Dr Anthony Fauci speaks at the White House. Photo / AP
A person in California has become the first in the US to have an identified case of the Covid-19 Omicron variant as scientists continue to study the risks posed by the new strain of the virus.
The US moved late last month to restrict travel from southern Africa where the variant was first identified and had been widespread. Clusters of cases have also been identified in about two dozen other nations.
"This is the first case of Covid-19 caused by the Omicron variant detected in the United States," Dr Anthony Fauci said today at the White House. He said the person was a traveller who returned from South Africa on November 22 and tested positive on November 29.
The US is now tightening rules for overseas travellers, including requiring a test for all travellers within a day of boarding a flight regardless of vaccination status. The US was also considering mandating post-arrival testing.
Officials said those measures would only "buy time" for the country to learn more about the new variant and to take appropriate precautions, but that given its transmissibility its arrival in the US was inevitable.
Much remains unknown about the new variant, including whether it is more contagious than previous strains, whether it makes people more seriously ill, and whether it can thwart the vaccine. Fauci, the top US infectious disease expert, said more would be known about the Omicron strain in two to four weeks as scientists grow and test lab samples of the virus.
The announcement of the first US case comes before President Joe Biden plans to outline his strategy on Thursday (US time) to combat the virus over the winter. Biden has tried to quell alarm over the Omicron variant, saying it was a cause for concern but "not a cause for panic".
Biden and public health officials have grown more urgent in their pleas for more Americans to get vaccinated — and for those who have been vaccinated to get booster shots to maximise their protection against the virus.
The new variant kept a jittery world off-kilter as Japan further tightened travel restrictions, infections linked to the new version of the coronavirus popped up in more places and new evidence made clear the mutant strain was circulating weeks earlier than thought.
Much is still unknown about Omicron, including how contagious it is and whether it can evade vaccines, and the European Union chief acknowledged that waiting for scientists to tell the world more felt like "an eternity".
Meanwhile, many nations in Europe are still dealing with a surge in infections and hospital admissions from the Delta variant.
Japan continued its aggressive stance, asking international airlines to stop taking new reservations for all flights arriving in the country until the end of December.
The move by the world's third-largest economy, coupled with its recent return to a ban on foreign visitors, is among the most severe anywhere, and more in line with cloistered neighbour China than with some other democracies in the region.
Many countries around the world, however, have barred travellers from southern Africa, and the US was moving to toughen testing requirements for international arrivals before their first confirmed case.
South African researchers alerted the World Health Organisation to Omicron last week, but it is not known where or when the variant first emerged, and it's already clear it was circulating in Europe before that alert.

§ **Recorded data**

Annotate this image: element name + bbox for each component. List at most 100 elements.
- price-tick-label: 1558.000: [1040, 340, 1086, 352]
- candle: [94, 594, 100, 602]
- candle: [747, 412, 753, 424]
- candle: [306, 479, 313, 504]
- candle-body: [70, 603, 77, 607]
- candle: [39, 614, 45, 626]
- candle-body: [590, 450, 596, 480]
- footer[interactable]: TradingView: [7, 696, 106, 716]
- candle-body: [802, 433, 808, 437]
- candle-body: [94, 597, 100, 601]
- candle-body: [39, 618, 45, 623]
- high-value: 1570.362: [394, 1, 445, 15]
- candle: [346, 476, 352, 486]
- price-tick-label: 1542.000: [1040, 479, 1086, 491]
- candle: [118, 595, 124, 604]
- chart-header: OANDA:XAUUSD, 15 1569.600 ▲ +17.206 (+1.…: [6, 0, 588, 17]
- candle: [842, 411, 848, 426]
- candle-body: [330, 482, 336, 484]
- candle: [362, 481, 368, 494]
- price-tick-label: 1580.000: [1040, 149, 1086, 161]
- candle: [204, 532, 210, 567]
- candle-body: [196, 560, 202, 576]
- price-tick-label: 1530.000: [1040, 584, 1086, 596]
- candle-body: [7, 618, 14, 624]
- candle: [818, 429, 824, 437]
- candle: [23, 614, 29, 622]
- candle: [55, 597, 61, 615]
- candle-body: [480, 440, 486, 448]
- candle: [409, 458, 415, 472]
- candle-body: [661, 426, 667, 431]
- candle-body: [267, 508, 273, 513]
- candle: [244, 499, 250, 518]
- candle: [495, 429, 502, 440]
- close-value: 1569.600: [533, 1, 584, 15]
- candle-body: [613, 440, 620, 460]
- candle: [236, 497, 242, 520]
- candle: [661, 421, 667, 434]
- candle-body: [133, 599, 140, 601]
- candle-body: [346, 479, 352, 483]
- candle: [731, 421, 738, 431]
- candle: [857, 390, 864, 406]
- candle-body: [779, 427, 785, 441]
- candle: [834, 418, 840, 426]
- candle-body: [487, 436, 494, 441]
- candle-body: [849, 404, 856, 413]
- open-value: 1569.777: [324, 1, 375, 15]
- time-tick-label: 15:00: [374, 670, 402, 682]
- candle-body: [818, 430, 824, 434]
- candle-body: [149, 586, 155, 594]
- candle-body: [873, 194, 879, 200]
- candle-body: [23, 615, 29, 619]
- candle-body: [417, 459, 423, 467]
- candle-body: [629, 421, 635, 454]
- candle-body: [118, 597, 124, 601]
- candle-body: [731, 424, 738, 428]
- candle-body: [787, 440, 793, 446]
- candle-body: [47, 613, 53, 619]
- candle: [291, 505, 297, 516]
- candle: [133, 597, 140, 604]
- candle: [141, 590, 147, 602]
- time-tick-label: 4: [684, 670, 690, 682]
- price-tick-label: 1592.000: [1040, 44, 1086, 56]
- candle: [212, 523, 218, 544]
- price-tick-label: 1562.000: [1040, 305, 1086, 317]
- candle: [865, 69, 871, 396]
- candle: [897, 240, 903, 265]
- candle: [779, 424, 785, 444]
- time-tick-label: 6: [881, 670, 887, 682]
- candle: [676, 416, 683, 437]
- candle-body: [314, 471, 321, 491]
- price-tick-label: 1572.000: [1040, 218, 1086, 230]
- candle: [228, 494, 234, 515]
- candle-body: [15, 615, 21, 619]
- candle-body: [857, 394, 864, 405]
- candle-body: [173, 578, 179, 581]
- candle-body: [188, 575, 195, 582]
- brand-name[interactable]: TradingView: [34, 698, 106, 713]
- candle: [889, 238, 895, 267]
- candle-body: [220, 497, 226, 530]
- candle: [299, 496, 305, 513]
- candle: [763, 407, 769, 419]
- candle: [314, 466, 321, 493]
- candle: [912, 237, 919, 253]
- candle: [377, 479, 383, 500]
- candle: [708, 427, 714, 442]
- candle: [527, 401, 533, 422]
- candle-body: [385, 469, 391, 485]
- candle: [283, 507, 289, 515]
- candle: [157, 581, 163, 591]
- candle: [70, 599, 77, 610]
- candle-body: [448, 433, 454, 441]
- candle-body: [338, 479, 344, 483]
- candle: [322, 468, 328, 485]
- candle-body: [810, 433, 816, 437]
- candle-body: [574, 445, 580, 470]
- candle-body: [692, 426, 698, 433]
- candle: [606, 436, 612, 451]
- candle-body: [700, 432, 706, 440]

§ **What is required**
Write the next part of the report on the Omicron variant, beginning after its final sentence. The lines stand apart from the report on the Omicron variant and are independent material.

§ **Result of this exercise**
Nigeria stretched the timeline back even further when its national public health institute said it detected the variant in a sample it collected in October — also its first known case of the mutation.
The worry and uncertainty about the new variant and the sometimes haphazard imposition of restrictions recalled the early days of the pandemic, as did the familiar realisation that the virus had once again outpaced efforts to contain it.
In a sign of how difficult the virus is to control in an age of jet travel and economic globalisation, Japan confirmed its second case of the variant — in a person who arrived from Peru via Qatar. Saudi Arabia, meanwhile, said Wednesday it had detected its first case of Omicron, a day after Brazil reported cases of the variant, the first known ones in Latin America.
"I listen to my scientists, they all say we do not know enough now. Therefore, it is good that they take their two to three weeks," said European Commission President Ursula von der Leyen. "This is, in normal times, a short period. In pandemic times, it's an eternity."
We are now facing a double challenge in the fight against #COVID19.
The rapid resurgence of Delta across Europe and a new variant of concern: Omicron.
Full vaccination and boosters provide the strongest protection there is. And they are available now. https://t.co/FOuda4Jbvj
While the world waited impatiently for more information, some countries were already struggling to beat back surges that predated the announcement of Omicron.
Germany's intensive care association warned that the number of Covid-19 patients requiring intensive care will hit a new high before Christmas — and that it expected the all-time high from last year to be exceeded.
The DIVI association called for national restrictions to slow the spread immediately. German federal and state leaders are expected to decide on new measures. Chancellor-designate Olaf Scholz said he would back a proposal to mandate vaccinations for everybody next year.
Austria, meanwhile, extended its lockdown until December 11 as planned amid signs that the restrictions are helping to bring down a sky-high coronavirus infections.
Germany and Austria are among several nations in Europe seeing surges — even some with relatively high vaccination rates.
Portugal — with an 87 per cent vaccination rate that is among the highest globally — tightened entry requirements and mandated masks indoors to slow an upward trend. Until recently, the country was shielded from the spikes experienced by elsewhere on the continent.
South Korea is also seeing a Delta-driven surge that has pushed hospital admissions and deaths to record highs. The country on Wednesday reported a daily jump in coronavirus infections that exceeded 5000 for the first time — along with its first cases of the new variant.
The emergence of yet another variant has left the world once again whipsawed between hopes of returning to normal and fears that the worst is yet to come.
In Singapore, which is trying a strategy of living with Covid-19 and has one of the world's leading vaccine programmes, cases are now dropping rapidly, and there's cautious optimism that its widely watched plan has helped it turn a corner in the pandemic.
Fiji welcomed back its first tourists in more than 600 days on Wednesday after pushing ahead with reopening plans despite the threat posed by omicron.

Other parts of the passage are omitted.